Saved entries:
'''
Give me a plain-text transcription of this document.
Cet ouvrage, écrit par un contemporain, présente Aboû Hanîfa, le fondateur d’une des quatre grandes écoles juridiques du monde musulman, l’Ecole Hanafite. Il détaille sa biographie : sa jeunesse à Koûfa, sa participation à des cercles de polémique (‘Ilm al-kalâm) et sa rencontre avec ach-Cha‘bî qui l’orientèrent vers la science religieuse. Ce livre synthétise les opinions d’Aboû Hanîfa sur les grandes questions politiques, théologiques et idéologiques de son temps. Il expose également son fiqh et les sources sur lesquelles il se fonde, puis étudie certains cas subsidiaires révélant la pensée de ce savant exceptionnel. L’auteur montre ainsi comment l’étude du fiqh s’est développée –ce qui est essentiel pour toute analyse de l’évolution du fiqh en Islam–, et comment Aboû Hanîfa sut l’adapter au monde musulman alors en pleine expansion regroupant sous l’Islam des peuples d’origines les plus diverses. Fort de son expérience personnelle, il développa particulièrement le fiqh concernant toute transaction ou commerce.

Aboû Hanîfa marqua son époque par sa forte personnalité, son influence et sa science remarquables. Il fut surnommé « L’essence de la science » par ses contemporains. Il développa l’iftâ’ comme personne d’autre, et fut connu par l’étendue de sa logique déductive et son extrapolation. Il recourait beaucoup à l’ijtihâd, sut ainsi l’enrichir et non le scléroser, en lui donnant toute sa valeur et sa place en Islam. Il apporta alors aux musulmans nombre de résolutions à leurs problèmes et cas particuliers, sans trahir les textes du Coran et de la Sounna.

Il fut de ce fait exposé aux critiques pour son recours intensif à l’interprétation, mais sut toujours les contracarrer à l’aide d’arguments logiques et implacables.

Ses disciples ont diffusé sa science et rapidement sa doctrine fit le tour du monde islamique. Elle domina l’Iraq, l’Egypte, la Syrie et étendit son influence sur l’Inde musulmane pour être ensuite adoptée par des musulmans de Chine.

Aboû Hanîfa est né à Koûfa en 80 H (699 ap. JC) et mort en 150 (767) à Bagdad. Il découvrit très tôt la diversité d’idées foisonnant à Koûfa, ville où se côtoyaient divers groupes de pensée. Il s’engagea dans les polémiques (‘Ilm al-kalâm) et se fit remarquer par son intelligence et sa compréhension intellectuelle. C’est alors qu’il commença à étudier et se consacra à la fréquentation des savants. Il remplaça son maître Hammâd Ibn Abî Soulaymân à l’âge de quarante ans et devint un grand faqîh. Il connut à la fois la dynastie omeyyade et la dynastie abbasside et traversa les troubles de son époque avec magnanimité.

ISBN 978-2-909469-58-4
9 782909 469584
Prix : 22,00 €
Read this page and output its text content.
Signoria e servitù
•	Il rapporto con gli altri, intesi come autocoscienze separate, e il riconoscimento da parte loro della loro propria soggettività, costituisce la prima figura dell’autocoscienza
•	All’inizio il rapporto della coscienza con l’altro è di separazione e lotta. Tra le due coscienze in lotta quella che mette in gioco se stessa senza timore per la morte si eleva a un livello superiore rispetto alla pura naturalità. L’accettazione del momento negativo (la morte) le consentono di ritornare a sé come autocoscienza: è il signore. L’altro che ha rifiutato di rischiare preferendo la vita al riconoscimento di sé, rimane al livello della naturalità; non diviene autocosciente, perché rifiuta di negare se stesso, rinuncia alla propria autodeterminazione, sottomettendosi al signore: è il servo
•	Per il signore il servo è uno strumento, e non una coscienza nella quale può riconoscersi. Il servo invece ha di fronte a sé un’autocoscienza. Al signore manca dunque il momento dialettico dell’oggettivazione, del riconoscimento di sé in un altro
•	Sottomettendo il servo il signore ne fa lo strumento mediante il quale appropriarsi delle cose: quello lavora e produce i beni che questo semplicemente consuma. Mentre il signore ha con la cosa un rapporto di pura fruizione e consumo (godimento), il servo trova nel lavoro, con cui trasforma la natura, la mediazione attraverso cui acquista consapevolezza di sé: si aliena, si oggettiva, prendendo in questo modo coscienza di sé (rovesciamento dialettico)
'''
Transcribe the entire listing above precisely.

Give me a plain-text transcription of this document.
Cet ouvrage, écrit par un contemporain, présente Aboû Hanîfa, le fondateur d’une des quatre grandes écoles juridiques du monde musulman, l’Ecole Hanafite. Il détaille sa biographie : sa jeunesse à Koûfa, sa participation à des cercles de polémique (‘Ilm al-kalâm) et sa rencontre avec ach-Cha‘bî qui l’orientèrent vers la science religieuse. Ce livre synthétise les opinions d’Aboû Hanîfa sur les grandes questions politiques, théologiques et idéologiques de son temps. Il expose également son fiqh et les sources sur lesquelles il se fonde, puis étudie certains cas subsidiaires révélant la pensée de ce savant exceptionnel. L’auteur montre ainsi comment l’étude du fiqh s’est développée –ce qui est essentiel pour toute analyse de l’évolution du fiqh en Islam–, et comment Aboû Hanîfa sut l’adapter au monde musulman alors en pleine expansion regroupant sous l’Islam des peuples d’origines les plus diverses. Fort de son expérience personnelle, il développa particulièrement le fiqh concernant toute transaction ou commerce.

Aboû Hanîfa marqua son époque par sa forte personnalité, son influence et sa science remarquables. Il fut surnommé « L’essence de la science » par ses contemporains. Il développa l’iftâ’ comme personne d’autre, et fut connu par l’étendue de sa logique déductive et son extrapolation. Il recourait beaucoup à l’ijtihâd, sut ainsi l’enrichir et non le scléroser, en lui donnant toute sa valeur et sa place en Islam. Il apporta alors aux musulmans nombre de résolutions à leurs problèmes et cas particuliers, sans trahir les textes du Coran et de la Sounna.

Il fut de ce fait exposé aux critiques pour son recours intensif à l’interprétation, mais sut toujours les contracarrer à l’aide d’arguments logiques et implacables.

Ses disciples ont diffusé sa science et rapidement sa doctrine fit le tour du monde islamique. Elle domina l’Iraq, l’Egypte, la Syrie et étendit son influence sur l’Inde musulmane pour être ensuite adoptée par des musulmans de Chine.

Aboû Hanîfa est né à Koûfa en 80 H (699 ap. JC) et mort en 150 (767) à Bagdad. Il découvrit très tôt la diversité d’idées foisonnant à Koûfa, ville où se côtoyaient divers groupes de pensée. Il s’engagea dans les polémiques (‘Ilm al-kalâm) et se fit remarquer par son intelligence et sa compréhension intellectuelle. C’est alors qu’il commença à étudier et se consacra à la fréquentation des savants. Il remplaça son maître Hammâd Ibn Abî Soulaymân à l’âge de quarante ans et devint un grand faqîh. Il connut à la fois la dynastie omeyyade et la dynastie abbasside et traversa les troubles de son époque avec magnanimité.

ISBN 978-2-909469-58-4
9 782909 469584
Prix : 22,00 €
Read this page and output its text content.
Signoria e servitù
•	Il rapporto con gli altri, intesi come autocoscienze separate, e il riconoscimento da parte loro della loro propria soggettività, costituisce la prima figura dell’autocoscienza
•	All’inizio il rapporto della coscienza con l’altro è di separazione e lotta. Tra le due coscienze in lotta quella che mette in gioco se stessa senza timore per la morte si eleva a un livello superiore rispetto alla pura naturalità. L’accettazione del momento negativo (la morte) le consentono di ritornare a sé come autocoscienza: è il signore. L’altro che ha rifiutato di rischiare preferendo la vita al riconoscimento di sé, rimane al livello della naturalità; non diviene autocosciente, perché rifiuta di negare se stesso, rinuncia alla propria autodeterminazione, sottomettendosi al signore: è il servo
•	Per il signore il servo è uno strumento, e non una coscienza nella quale può riconoscersi. Il servo invece ha di fronte a sé un’autocoscienza. Al signore manca dunque il momento dialettico dell’oggettivazione, del riconoscimento di sé in un altro
•	Sottomettendo il servo il signore ne fa lo strumento mediante il quale appropriarsi delle cose: quello lavora e produce i beni che questo semplicemente consuma. Mentre il signore ha con la cosa un rapporto di pura fruizione e consumo (godimento), il servo trova nel lavoro, con cui trasforma la natura, la mediazione attraverso cui acquista consapevolezza di sé: si aliena, si oggettiva, prendendo in questo modo coscienza di sé (rovesciamento dialettico)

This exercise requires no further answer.